-- begin --

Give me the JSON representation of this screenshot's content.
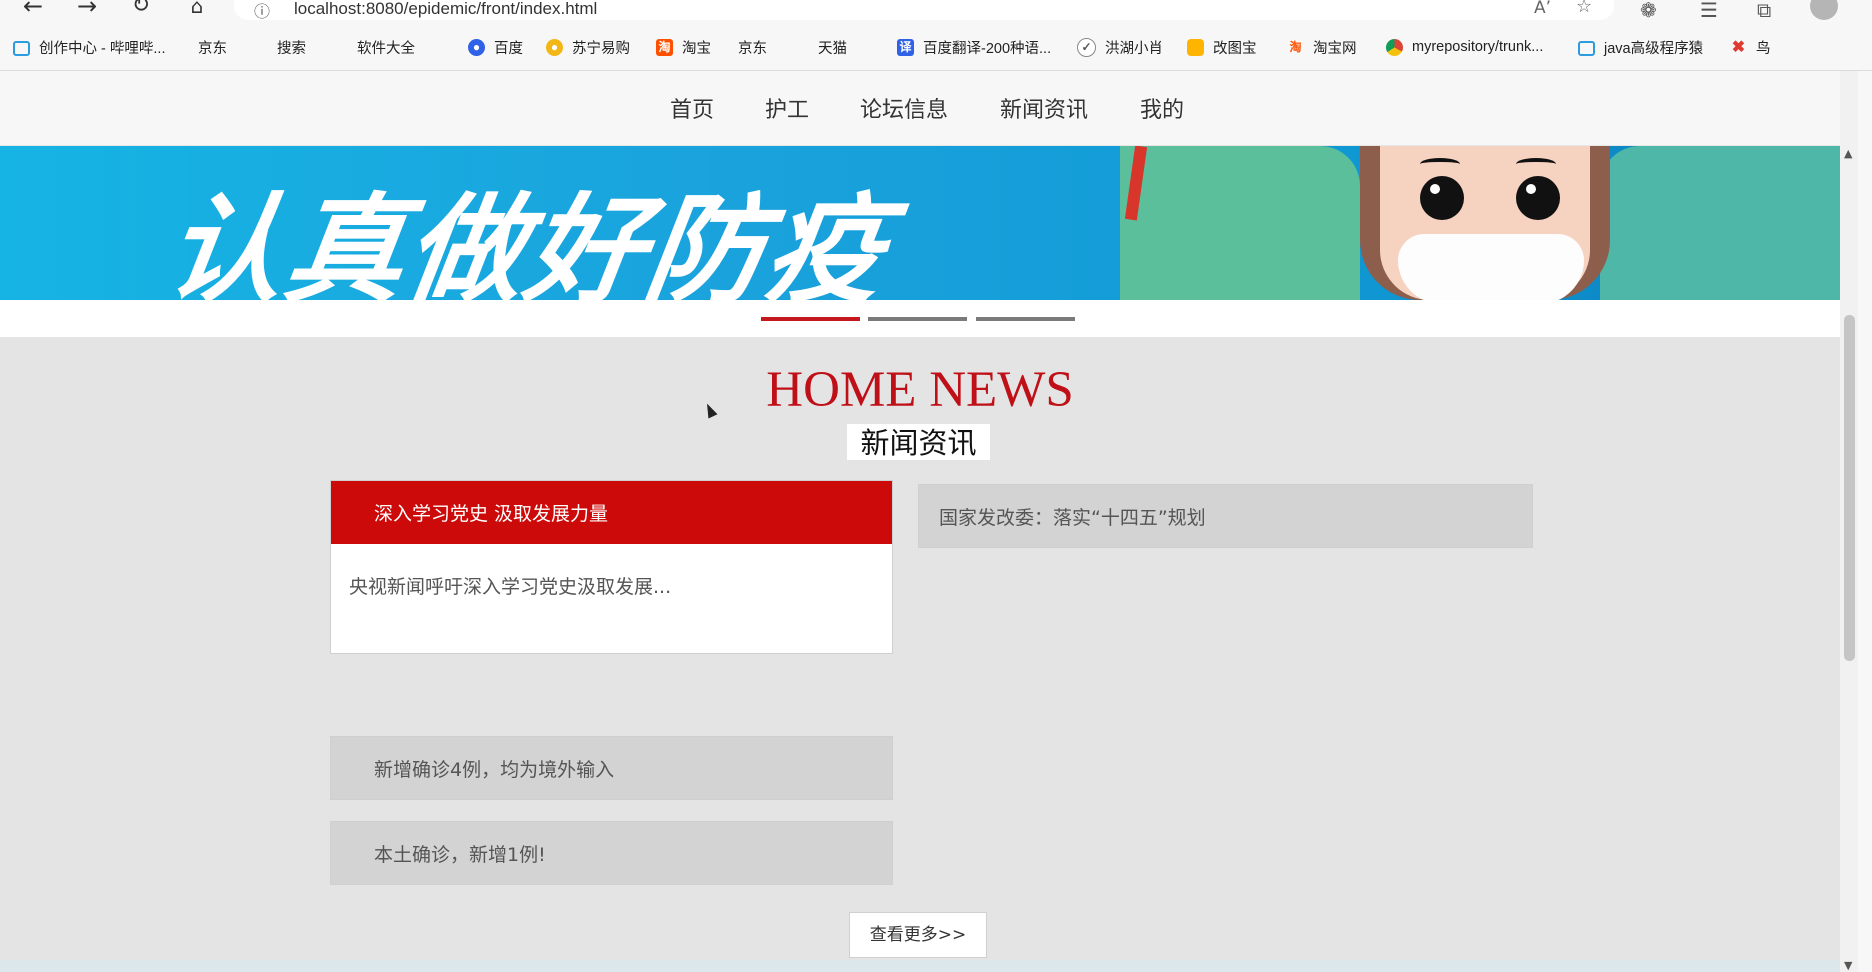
{
  "browser": {
    "url": "localhost:8080/epidemic/front/index.html",
    "info_icon": "info-icon",
    "bookmarks": [
      {
        "label": "创作中心 - 哔哩哔...",
        "icon": "bilibili-icon"
      },
      {
        "label": "京东",
        "icon": "page-icon"
      },
      {
        "label": "搜索",
        "icon": "page-icon"
      },
      {
        "label": "软件大全",
        "icon": "page-icon"
      },
      {
        "label": "百度",
        "icon": "baidu-paw-icon"
      },
      {
        "label": "苏宁易购",
        "icon": "suning-icon"
      },
      {
        "label": "淘宝",
        "icon": "taobao-icon"
      },
      {
        "label": "京东",
        "icon": "page-icon"
      },
      {
        "label": "天猫",
        "icon": "page-icon"
      },
      {
        "label": "百度翻译-200种语...",
        "icon": "baidu-translate-icon"
      },
      {
        "label": "洪湖小肖",
        "icon": "honghu-icon"
      },
      {
        "label": "改图宝",
        "icon": "gaitubao-icon"
      },
      {
        "label": "淘宝网",
        "icon": "taobao-icon"
      },
      {
        "label": "myrepository/trunk...",
        "icon": "chrome-icon"
      },
      {
        "label": "java高级程序猿",
        "icon": "bilibili-icon"
      },
      {
        "label": "鸟",
        "icon": "bird-icon"
      }
    ]
  },
  "site": {
    "nav": [
      "首页",
      "护工",
      "论坛信息",
      "新闻资讯",
      "我的"
    ],
    "banner_text": "认真做好防疫",
    "carousel_active": 0,
    "section": {
      "title_en": "HOME NEWS",
      "title_cn": "新闻资讯"
    },
    "news": {
      "featured": {
        "title": "深入学习党史 汲取发展力量",
        "summary": "央视新闻呼吁深入学习党史汲取发展..."
      },
      "items": [
        "国家发改委：落实“十四五”规划",
        "新增确诊4例，均为境外输入",
        "本土确诊，新增1例!"
      ]
    },
    "more_button": "查看更多>>"
  },
  "colors": {
    "brand_red": "#cd0a0a",
    "title_red": "#bf0f17",
    "banner_blue": "#16b4e4"
  }
}
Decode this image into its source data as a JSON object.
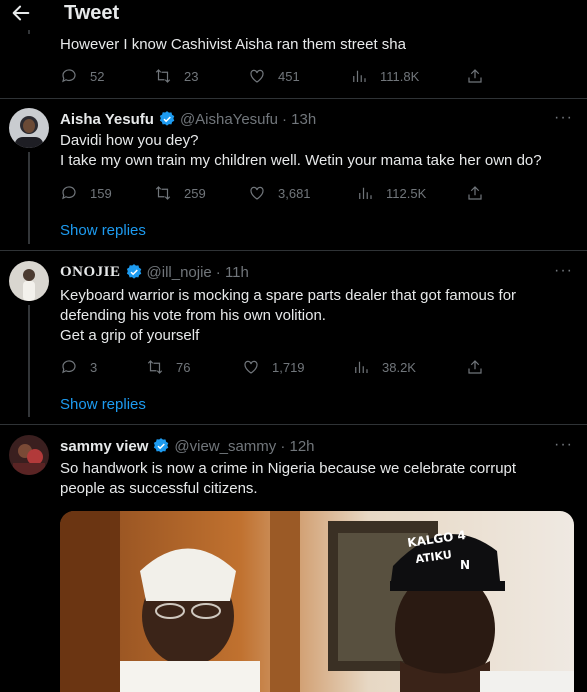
{
  "header": {
    "title": "Tweet",
    "back_icon": "arrow-left-icon"
  },
  "tweets": [
    {
      "text_lines": [
        "However I know Cashivist Aisha ran them street sha"
      ],
      "actions": {
        "replies": "52",
        "retweets": "23",
        "likes": "451",
        "views": "111.8K"
      }
    },
    {
      "name": "Aisha Yesufu",
      "handle": "@AishaYesufu",
      "time": "· 13h",
      "text_lines": [
        "Davidi how you dey?",
        "I take my own train my children well. Wetin your mama take her own do?"
      ],
      "actions": {
        "replies": "159",
        "retweets": "259",
        "likes": "3,681",
        "views": "112.5K"
      },
      "show_replies": "Show replies"
    },
    {
      "name": "ONOJIE",
      "handle": "@ill_nojie",
      "time": "· 11h",
      "text_lines": [
        "Keyboard warrior is mocking a spare parts dealer that got famous for",
        "defending his vote from his own volition.",
        "Get a grip of yourself"
      ],
      "actions": {
        "replies": "3",
        "retweets": "76",
        "likes": "1,719",
        "views": "38.2K"
      },
      "show_replies": "Show replies"
    },
    {
      "name": "sammy view",
      "handle": "@view_sammy",
      "time": "· 12h",
      "text_lines": [
        "So handwork is now a crime in Nigeria because we celebrate corrupt",
        "people as successful citizens."
      ],
      "media": {
        "cap_text_line1": "KALGO 4",
        "cap_text_line2": "ATIKU",
        "cap_letter": "N"
      }
    }
  ],
  "colors": {
    "background": "#000000",
    "text": "#e7e9ea",
    "muted": "#71767b",
    "accent": "#1d9bf0",
    "divider": "#2f3336"
  }
}
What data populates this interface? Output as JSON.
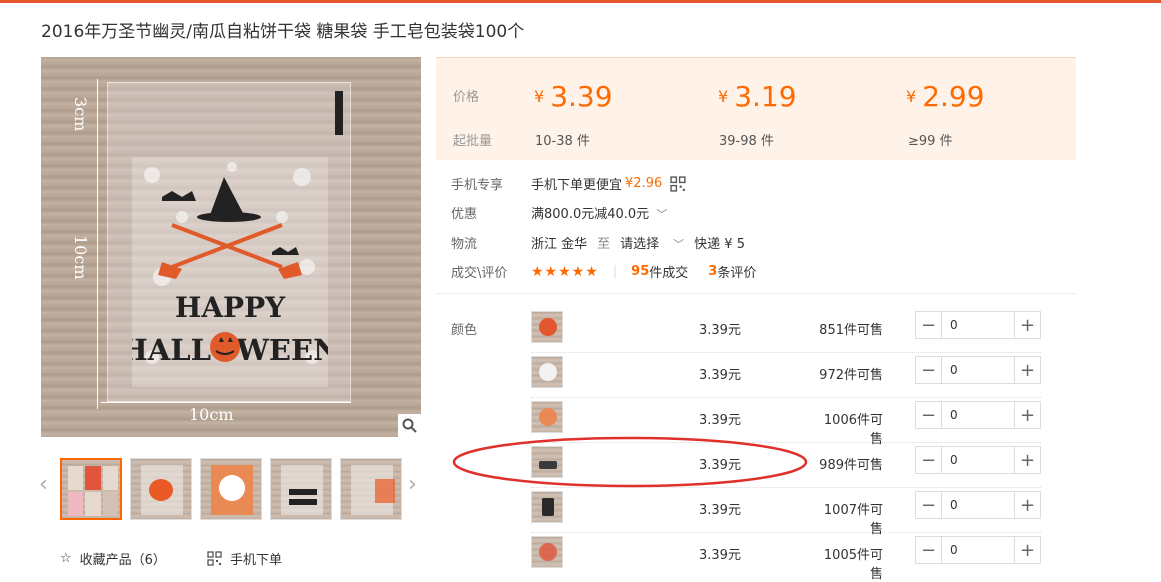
{
  "title": "2016年万圣节幽灵/南瓜自粘饼干袋 糖果袋 手工皂包装袋100个",
  "main_image": {
    "measure_top": "3cm",
    "measure_side": "10cm",
    "measure_bottom": "10cm",
    "print_line1": "HAPPY",
    "print_line2": "HALLOWEEN",
    "zoom_icon": "magnifier-icon"
  },
  "thumbs": {
    "prev": "‹",
    "next": "›",
    "count": 5
  },
  "bottom_links": {
    "favorite_label": "收藏产品（6）",
    "mobile_label": "手机下单"
  },
  "price_box": {
    "price_label": "价格",
    "moq_label": "起批量",
    "currency": "¥",
    "tiers": [
      {
        "price": "3.39",
        "range": "10-38 件"
      },
      {
        "price": "3.19",
        "range": "39-98 件"
      },
      {
        "price": "2.99",
        "range": "≥99 件"
      }
    ],
    "accent": "#ff6a00",
    "background": "#fff2e8"
  },
  "info": {
    "mobile_label": "手机专享",
    "mobile_text": "手机下单更便宜",
    "mobile_price": "¥2.96",
    "discount_label": "优惠",
    "discount_text": "满800.0元减40.0元",
    "logistics_label": "物流",
    "origin": "浙江 金华",
    "to": "至",
    "select": "请选择",
    "express": "快递 ¥ 5",
    "deal_label": "成交\\评价",
    "stars": "★★★★★",
    "deals_count": "95",
    "deals_text": "件成交",
    "reviews_count": "3",
    "reviews_text": "条评价"
  },
  "variants": {
    "color_label": "颜色",
    "rows": [
      {
        "price": "3.39元",
        "stock": "851件可售",
        "qty": "0"
      },
      {
        "price": "3.39元",
        "stock": "972件可售",
        "qty": "0"
      },
      {
        "price": "3.39元",
        "stock": "1006件可售",
        "qty": "0"
      },
      {
        "price": "3.39元",
        "stock": "989件可售",
        "qty": "0"
      },
      {
        "price": "3.39元",
        "stock": "1007件可售",
        "qty": "0"
      },
      {
        "price": "3.39元",
        "stock": "1005件可售",
        "qty": "0"
      }
    ],
    "minus": "−",
    "plus": "+"
  },
  "annotation_color": "#e0302a"
}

-- end --

_WHAT THIS TASK INVOLVES:_ Quote the material in full and exactly; do not carry over its pictures.

_OUTPUT:_
Give me the JSON representation of this screenshot's content.
{
  "browser": {
    "url": "localhost:8080/epidemic/front/index.html",
    "info_icon": "info-icon",
    "bookmarks": [
      {
        "label": "创作中心 - 哔哩哔...",
        "icon": "bilibili-icon"
      },
      {
        "label": "京东",
        "icon": "page-icon"
      },
      {
        "label": "搜索",
        "icon": "page-icon"
      },
      {
        "label": "软件大全",
        "icon": "page-icon"
      },
      {
        "label": "百度",
        "icon": "baidu-paw-icon"
      },
      {
        "label": "苏宁易购",
        "icon": "suning-icon"
      },
      {
        "label": "淘宝",
        "icon": "taobao-icon"
      },
      {
        "label": "京东",
        "icon": "page-icon"
      },
      {
        "label": "天猫",
        "icon": "page-icon"
      },
      {
        "label": "百度翻译-200种语...",
        "icon": "baidu-translate-icon"
      },
      {
        "label": "洪湖小肖",
        "icon": "honghu-icon"
      },
      {
        "label": "改图宝",
        "icon": "gaitubao-icon"
      },
      {
        "label": "淘宝网",
        "icon": "taobao-icon"
      },
      {
        "label": "myrepository/trunk...",
        "icon": "chrome-icon"
      },
      {
        "label": "java高级程序猿",
        "icon": "bilibili-icon"
      },
      {
        "label": "鸟",
        "icon": "bird-icon"
      }
    ]
  },
  "site": {
    "nav": [
      "首页",
      "护工",
      "论坛信息",
      "新闻资讯",
      "我的"
    ],
    "banner_text": "认真做好防疫",
    "carousel_active": 0,
    "section": {
      "title_en": "HOME NEWS",
      "title_cn": "新闻资讯"
    },
    "news": {
      "featured": {
        "title": "深入学习党史 汲取发展力量",
        "summary": "央视新闻呼吁深入学习党史汲取发展..."
      },
      "items": [
        "国家发改委：落实“十四五”规划",
        "新增确诊4例，均为境外输入",
        "本土确诊，新增1例!"
      ]
    },
    "more_button": "查看更多>>"
  },
  "colors": {
    "brand_red": "#cd0a0a",
    "title_red": "#bf0f17",
    "banner_blue": "#16b4e4"
  }
}
Decode this image into its source data as a JSON object.
{
  "header": {
    "title": "Tweet",
    "back_icon": "arrow-left-icon"
  },
  "tweets": [
    {
      "text_lines": [
        "However I know Cashivist Aisha ran them street sha"
      ],
      "actions": {
        "replies": "52",
        "retweets": "23",
        "likes": "451",
        "views": "111.8K"
      }
    },
    {
      "name": "Aisha Yesufu",
      "handle": "@AishaYesufu",
      "time": "· 13h",
      "text_lines": [
        "Davidi how you dey?",
        "I take my own train my children well. Wetin your mama take her own do?"
      ],
      "actions": {
        "replies": "159",
        "retweets": "259",
        "likes": "3,681",
        "views": "112.5K"
      },
      "show_replies": "Show replies"
    },
    {
      "name": "ONOJIE",
      "handle": "@ill_nojie",
      "time": "· 11h",
      "text_lines": [
        "Keyboard warrior is mocking a spare parts dealer that got famous for",
        "defending his vote from his own volition.",
        "Get a grip of yourself"
      ],
      "actions": {
        "replies": "3",
        "retweets": "76",
        "likes": "1,719",
        "views": "38.2K"
      },
      "show_replies": "Show replies"
    },
    {
      "name": "sammy view",
      "handle": "@view_sammy",
      "time": "· 12h",
      "text_lines": [
        "So handwork is now a crime in Nigeria because we celebrate corrupt",
        "people as successful citizens."
      ],
      "media": {
        "cap_text_line1": "KALGO 4",
        "cap_text_line2": "ATIKU",
        "cap_letter": "N"
      }
    }
  ],
  "colors": {
    "background": "#000000",
    "text": "#e7e9ea",
    "muted": "#71767b",
    "accent": "#1d9bf0",
    "divider": "#2f3336"
  }
}
What data populates this interface? Output as JSON.
{
  "title": "2016年万圣节幽灵/南瓜自粘饼干袋 糖果袋 手工皂包装袋100个",
  "main_image": {
    "measure_top": "3cm",
    "measure_side": "10cm",
    "measure_bottom": "10cm",
    "print_line1": "HAPPY",
    "print_line2": "HALLOWEEN",
    "zoom_icon": "magnifier-icon"
  },
  "thumbs": {
    "prev": "‹",
    "next": "›",
    "count": 5
  },
  "bottom_links": {
    "favorite_label": "收藏产品（6）",
    "mobile_label": "手机下单"
  },
  "price_box": {
    "price_label": "价格",
    "moq_label": "起批量",
    "currency": "¥",
    "tiers": [
      {
        "price": "3.39",
        "range": "10-38 件"
      },
      {
        "price": "3.19",
        "range": "39-98 件"
      },
      {
        "price": "2.99",
        "range": "≥99 件"
      }
    ],
    "accent": "#ff6a00",
    "background": "#fff2e8"
  },
  "info": {
    "mobile_label": "手机专享",
    "mobile_text": "手机下单更便宜",
    "mobile_price": "¥2.96",
    "discount_label": "优惠",
    "discount_text": "满800.0元减40.0元",
    "logistics_label": "物流",
    "origin": "浙江 金华",
    "to": "至",
    "select": "请选择",
    "express": "快递 ¥ 5",
    "deal_label": "成交\\评价",
    "stars": "★★★★★",
    "deals_count": "95",
    "deals_text": "件成交",
    "reviews_count": "3",
    "reviews_text": "条评价"
  },
  "variants": {
    "color_label": "颜色",
    "rows": [
      {
        "price": "3.39元",
        "stock": "851件可售",
        "qty": "0"
      },
      {
        "price": "3.39元",
        "stock": "972件可售",
        "qty": "0"
      },
      {
        "price": "3.39元",
        "stock": "1006件可售",
        "qty": "0"
      },
      {
        "price": "3.39元",
        "stock": "989件可售",
        "qty": "0"
      },
      {
        "price": "3.39元",
        "stock": "1007件可售",
        "qty": "0"
      },
      {
        "price": "3.39元",
        "stock": "1005件可售",
        "qty": "0"
      }
    ],
    "minus": "−",
    "plus": "+"
  },
  "annotation_color": "#e0302a"
}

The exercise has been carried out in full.